▸ **PROBLEM DESCRIPTION**:
Which lines of the data contain the string "http"? Copy every one.

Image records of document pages

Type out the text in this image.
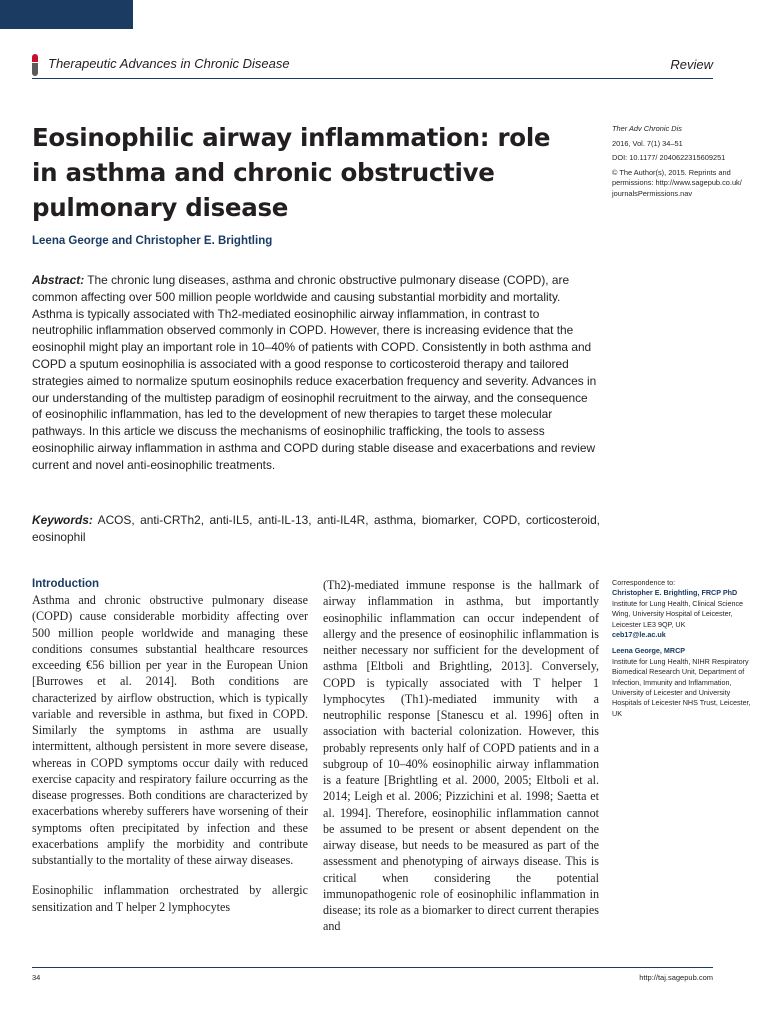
Therapeutic Advances in Chronic Disease	Review
Eosinophilic airway inflammation: role in asthma and chronic obstructive pulmonary disease
Leena George and Christopher E. Brightling

Ther Adv Chronic Dis

2016, Vol. 7(1) 34–51

DOI: 10.1177/ 2040622315609251

© The Author(s), 2015. Reprints and permissions: http://www.sagepub.co.uk/ journalsPermissions.nav

Abstract: The chronic lung diseases, asthma and chronic obstructive pulmonary disease (COPD), are common affecting over 500 million people worldwide and causing substantial morbidity and mortality. Asthma is typically associated with Th2-mediated eosinophilic airway inflammation, in contrast to neutrophilic inflammation observed commonly in COPD. However, there is increasing evidence that the eosinophil might play an important role in 10–40% of patients with COPD. Consistently in both asthma and COPD a sputum eosinophilia is associated with a good response to corticosteroid therapy and tailored strategies aimed to normalize sputum eosinophils reduce exacerbation frequency and severity. Advances in our understanding of the multistep paradigm of eosinophil recruitment to the airway, and the consequence of eosinophilic inflammation, has led to the development of new therapies to target these molecular pathways. In this article we discuss the mechanisms of eosinophilic trafficking, the tools to assess eosinophilic airway inflammation in asthma and COPD during stable disease and exacerbations and review current and novel anti-eosinophilic treatments.
Keywords: ACOS, anti-CRTh2, anti-IL5, anti-IL-13, anti-IL4R, asthma, biomarker, COPD, corticosteroid, eosinophil
Introduction

Asthma and chronic obstructive pulmonary disease (COPD) cause considerable morbidity affecting over 500 million people worldwide and managing these conditions consumes substantial healthcare resources exceeding €56 billion per year in the European Union [Burrowes et al. 2014]. Both conditions are characterized by airflow obstruction, which is typically variable and reversible in asthma, but fixed in COPD. Similarly the symptoms in asthma are usually intermittent, although persistent in more severe disease, whereas in COPD symptoms occur daily with reduced exercise capacity and respiratory failure occurring as the disease progresses. Both conditions are characterized by exacerbations whereby sufferers have worsening of their symptoms often precipitated by infection and these exacerbations amplify the morbidity and contribute substantially to the mortality of these airway diseases.

Eosinophilic inflammation orchestrated by allergic sensitization and T helper 2 lymphocytes

(Th2)-mediated immune response is the hallmark of airway inflammation in asthma, but importantly eosinophilic inflammation can occur independent of allergy and the presence of eosinophilic inflammation is neither necessary nor sufficient for the development of asthma [Eltboli and Brightling, 2013]. Conversely, COPD is typically associated with T helper 1 lymphocytes (Th1)-mediated immunity with a neutrophilic response [Stanescu et al. 1996] often in association with bacterial colonization. However, this probably represents only half of COPD patients and in a subgroup of 10–40% eosinophilic airway inflammation is a feature [Brightling et al. 2000, 2005; Eltboli et al. 2014; Leigh et al. 2006; Pizzichini et al. 1998; Saetta et al. 1994]. Therefore, eosinophilic inflammation cannot be assumed to be present or absent dependent on the airway disease, but needs to be measured as part of the assessment and phenotyping of airways disease. This is critical when considering the potential immunopathogenic role of eosinophilic inflammation in disease; its role as a biomarker to direct current therapies and

Correspondence to:
Christopher E. Brightling, FRCP PhD
Institute for Lung Health, Clinical Science Wing, University Hospital of Leicester, Leicester LE3 9QP, UK
ceb17@le.ac.uk

Leena George, MRCP
Institute for Lung Health, NIHR Respiratory Biomedical Research Unit, Department of Infection, Immunity and Inflammation, University of Leicester and University Hospitals of Leicester NHS Trust, Leicester, UK

34	http://taj.sagepub.com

▸ **OUTPUT FOR THIS EXERCISE**:
© The Author(s), 2015. Reprints and permissions: http://www.sagepub.co.uk/ journalsPermissions.nav
34	http://taj.sagepub.com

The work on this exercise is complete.